THE TASK:
Quote the passage about custom bottle caps word for word between "Custom Caps Make" and "stuff inside is.", inclusive.

Custom Caps Make Their Mark
Homebrewers and craft brewers alike know what’s inside their bottles is something quite special. But there are only a few ways to use the outside of the bottle to tell the world how great the stuff inside is.
Labels typically have been where most of the creativity has gone, but a Houston man has just made it a lot easier for brewers to make their mark, literally, with customized, digitally printed bottle caps.
BottleMark got its start shortly after founder J. Cameron Cooper caught the homebrewing bug. He found himself brewing often, and before long, he had numerous styles in similar bottles in his refrigerator, and was having a hard time keeping his suds straight.

ENTRIES PROVIDED:
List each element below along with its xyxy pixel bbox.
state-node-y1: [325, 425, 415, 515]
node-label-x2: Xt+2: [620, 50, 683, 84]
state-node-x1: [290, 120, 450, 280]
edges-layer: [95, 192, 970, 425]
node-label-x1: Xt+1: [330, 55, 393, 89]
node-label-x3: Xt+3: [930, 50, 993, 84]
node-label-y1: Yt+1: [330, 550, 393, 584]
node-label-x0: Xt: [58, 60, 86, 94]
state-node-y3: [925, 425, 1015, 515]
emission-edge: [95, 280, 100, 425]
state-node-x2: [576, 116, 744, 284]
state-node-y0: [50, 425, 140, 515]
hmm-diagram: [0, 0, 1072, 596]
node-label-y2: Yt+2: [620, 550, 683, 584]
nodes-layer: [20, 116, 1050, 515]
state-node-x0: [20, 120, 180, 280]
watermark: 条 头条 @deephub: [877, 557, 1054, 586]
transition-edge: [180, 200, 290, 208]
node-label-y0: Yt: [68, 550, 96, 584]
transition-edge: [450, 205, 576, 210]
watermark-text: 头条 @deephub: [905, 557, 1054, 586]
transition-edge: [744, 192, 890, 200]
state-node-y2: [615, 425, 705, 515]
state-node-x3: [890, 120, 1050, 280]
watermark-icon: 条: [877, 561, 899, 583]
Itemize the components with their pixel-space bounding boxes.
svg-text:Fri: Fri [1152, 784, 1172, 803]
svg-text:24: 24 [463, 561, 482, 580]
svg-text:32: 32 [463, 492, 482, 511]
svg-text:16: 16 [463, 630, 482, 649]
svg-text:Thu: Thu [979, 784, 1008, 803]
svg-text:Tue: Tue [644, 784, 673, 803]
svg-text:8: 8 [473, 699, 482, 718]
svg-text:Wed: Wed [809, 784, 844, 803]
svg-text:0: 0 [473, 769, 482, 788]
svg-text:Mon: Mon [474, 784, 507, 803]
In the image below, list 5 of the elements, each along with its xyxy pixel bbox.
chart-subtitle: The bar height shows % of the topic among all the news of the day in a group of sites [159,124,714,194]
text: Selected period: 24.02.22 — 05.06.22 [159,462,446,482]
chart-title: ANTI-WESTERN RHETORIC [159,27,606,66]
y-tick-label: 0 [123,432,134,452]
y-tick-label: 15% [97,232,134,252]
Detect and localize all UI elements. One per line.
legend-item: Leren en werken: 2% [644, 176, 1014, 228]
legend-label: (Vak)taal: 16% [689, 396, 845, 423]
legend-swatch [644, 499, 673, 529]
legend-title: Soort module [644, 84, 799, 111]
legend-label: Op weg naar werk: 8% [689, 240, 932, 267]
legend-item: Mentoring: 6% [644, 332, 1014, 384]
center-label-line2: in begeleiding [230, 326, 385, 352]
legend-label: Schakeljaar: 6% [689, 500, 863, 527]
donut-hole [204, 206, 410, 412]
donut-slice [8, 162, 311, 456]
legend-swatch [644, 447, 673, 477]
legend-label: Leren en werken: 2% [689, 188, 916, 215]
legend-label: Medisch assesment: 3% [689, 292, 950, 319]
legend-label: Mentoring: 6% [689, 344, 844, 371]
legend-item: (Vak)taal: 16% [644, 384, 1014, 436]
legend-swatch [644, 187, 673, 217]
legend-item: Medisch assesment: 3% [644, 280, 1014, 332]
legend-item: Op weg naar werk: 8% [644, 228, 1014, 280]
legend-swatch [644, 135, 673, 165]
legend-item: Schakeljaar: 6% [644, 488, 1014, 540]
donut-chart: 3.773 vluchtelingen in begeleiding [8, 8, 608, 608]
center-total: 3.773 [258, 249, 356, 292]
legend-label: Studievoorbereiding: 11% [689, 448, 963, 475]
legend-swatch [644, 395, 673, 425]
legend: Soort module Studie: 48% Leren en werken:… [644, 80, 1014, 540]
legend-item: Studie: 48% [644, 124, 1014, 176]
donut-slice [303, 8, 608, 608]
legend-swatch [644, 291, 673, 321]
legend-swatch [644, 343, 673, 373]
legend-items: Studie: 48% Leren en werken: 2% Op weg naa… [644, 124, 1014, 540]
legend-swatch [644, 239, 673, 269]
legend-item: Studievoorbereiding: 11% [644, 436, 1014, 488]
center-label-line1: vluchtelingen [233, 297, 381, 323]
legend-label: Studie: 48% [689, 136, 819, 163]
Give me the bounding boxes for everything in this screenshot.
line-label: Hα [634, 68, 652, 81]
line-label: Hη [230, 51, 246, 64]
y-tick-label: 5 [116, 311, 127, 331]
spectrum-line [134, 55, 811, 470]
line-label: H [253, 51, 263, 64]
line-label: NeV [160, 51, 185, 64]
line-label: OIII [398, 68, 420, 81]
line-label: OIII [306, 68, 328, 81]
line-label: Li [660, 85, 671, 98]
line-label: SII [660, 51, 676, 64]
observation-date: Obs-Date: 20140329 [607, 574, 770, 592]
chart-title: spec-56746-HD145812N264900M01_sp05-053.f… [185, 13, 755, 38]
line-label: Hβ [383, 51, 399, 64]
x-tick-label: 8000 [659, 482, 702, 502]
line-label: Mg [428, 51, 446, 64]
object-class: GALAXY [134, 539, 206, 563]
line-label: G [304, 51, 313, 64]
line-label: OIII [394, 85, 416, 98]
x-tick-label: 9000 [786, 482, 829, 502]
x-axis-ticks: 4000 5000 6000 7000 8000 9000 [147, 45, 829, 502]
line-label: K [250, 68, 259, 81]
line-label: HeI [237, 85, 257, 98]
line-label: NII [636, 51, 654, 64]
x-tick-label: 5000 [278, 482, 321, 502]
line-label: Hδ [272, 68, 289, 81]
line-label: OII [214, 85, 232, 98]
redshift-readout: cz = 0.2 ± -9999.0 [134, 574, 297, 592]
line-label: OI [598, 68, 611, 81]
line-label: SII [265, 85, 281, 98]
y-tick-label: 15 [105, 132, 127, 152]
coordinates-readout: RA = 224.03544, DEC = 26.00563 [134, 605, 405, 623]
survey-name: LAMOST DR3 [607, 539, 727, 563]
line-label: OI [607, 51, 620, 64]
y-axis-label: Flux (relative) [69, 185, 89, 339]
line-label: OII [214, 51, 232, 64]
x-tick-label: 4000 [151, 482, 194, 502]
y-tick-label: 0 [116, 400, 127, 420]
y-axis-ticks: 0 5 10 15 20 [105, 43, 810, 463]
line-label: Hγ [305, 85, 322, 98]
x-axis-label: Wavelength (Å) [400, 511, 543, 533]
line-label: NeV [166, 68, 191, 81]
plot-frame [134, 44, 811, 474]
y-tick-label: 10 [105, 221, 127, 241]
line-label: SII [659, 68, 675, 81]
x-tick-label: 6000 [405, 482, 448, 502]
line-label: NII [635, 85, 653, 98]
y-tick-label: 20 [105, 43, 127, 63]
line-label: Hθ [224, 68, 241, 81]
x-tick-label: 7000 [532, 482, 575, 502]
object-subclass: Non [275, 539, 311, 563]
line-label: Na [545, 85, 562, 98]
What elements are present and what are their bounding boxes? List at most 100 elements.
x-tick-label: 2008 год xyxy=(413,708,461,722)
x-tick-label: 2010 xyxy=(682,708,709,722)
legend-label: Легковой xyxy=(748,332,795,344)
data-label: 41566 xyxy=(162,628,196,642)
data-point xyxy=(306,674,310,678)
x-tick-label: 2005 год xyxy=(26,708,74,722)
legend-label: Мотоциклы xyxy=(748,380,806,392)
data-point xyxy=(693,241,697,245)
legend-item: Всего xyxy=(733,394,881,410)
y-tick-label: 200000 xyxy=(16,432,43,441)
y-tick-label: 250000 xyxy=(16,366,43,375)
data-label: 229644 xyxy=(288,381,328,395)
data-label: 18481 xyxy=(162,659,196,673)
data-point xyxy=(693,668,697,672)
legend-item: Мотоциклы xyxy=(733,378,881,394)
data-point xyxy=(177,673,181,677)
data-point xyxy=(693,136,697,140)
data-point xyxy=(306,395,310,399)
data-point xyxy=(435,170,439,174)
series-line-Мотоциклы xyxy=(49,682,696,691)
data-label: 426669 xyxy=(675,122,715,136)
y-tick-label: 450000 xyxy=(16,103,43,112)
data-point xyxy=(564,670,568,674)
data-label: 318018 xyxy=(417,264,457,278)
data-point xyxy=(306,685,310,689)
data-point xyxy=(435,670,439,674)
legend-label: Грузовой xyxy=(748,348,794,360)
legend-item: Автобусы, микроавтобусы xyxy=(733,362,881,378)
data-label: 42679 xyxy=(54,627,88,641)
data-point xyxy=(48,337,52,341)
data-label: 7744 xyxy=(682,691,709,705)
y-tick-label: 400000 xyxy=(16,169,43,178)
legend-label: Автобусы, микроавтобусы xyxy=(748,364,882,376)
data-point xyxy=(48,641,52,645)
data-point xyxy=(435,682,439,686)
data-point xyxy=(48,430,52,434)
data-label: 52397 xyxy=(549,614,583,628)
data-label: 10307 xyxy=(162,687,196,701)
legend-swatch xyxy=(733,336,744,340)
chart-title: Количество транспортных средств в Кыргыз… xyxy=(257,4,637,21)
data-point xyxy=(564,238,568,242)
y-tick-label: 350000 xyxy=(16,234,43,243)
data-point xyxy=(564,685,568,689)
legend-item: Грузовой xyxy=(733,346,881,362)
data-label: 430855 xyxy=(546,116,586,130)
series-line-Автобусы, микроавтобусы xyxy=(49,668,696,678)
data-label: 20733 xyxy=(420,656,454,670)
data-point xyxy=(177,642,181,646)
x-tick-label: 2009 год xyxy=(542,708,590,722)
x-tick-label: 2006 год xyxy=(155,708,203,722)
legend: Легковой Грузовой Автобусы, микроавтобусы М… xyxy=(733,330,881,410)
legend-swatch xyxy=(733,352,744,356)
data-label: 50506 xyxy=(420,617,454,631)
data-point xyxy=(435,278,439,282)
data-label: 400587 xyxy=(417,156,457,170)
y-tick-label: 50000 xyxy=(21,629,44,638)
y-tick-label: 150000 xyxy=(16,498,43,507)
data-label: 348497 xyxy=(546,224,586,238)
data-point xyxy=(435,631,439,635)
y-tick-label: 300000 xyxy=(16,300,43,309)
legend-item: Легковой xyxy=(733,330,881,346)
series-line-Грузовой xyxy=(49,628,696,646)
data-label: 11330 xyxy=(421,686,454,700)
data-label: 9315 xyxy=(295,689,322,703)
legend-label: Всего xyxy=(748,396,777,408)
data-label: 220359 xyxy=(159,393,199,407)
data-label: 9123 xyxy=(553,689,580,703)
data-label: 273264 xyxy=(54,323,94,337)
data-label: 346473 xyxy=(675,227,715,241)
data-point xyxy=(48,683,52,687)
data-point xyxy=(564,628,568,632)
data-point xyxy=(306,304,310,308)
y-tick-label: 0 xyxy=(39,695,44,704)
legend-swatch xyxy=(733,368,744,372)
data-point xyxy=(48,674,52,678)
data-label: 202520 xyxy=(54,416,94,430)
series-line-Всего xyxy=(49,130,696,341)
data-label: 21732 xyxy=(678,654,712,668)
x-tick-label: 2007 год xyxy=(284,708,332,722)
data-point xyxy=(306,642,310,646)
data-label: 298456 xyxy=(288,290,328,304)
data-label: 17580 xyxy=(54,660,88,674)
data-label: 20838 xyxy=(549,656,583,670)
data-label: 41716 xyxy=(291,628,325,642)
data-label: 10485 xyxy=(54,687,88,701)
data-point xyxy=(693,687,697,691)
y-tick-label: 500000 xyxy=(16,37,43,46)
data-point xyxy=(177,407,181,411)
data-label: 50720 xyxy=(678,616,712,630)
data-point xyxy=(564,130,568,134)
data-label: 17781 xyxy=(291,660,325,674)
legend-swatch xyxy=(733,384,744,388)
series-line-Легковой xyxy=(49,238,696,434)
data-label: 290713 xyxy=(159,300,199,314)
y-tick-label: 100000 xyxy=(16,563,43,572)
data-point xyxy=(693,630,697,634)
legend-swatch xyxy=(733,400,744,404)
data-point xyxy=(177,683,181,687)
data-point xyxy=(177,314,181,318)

OUTPUT OF THE TASK:
Custom Caps Make Their Mark
Homebrewers and craft brewers alike know what’s inside their bottles is something quite special. But there are only a few ways to use the outside of the bottle to tell the world how great the stuff inside is.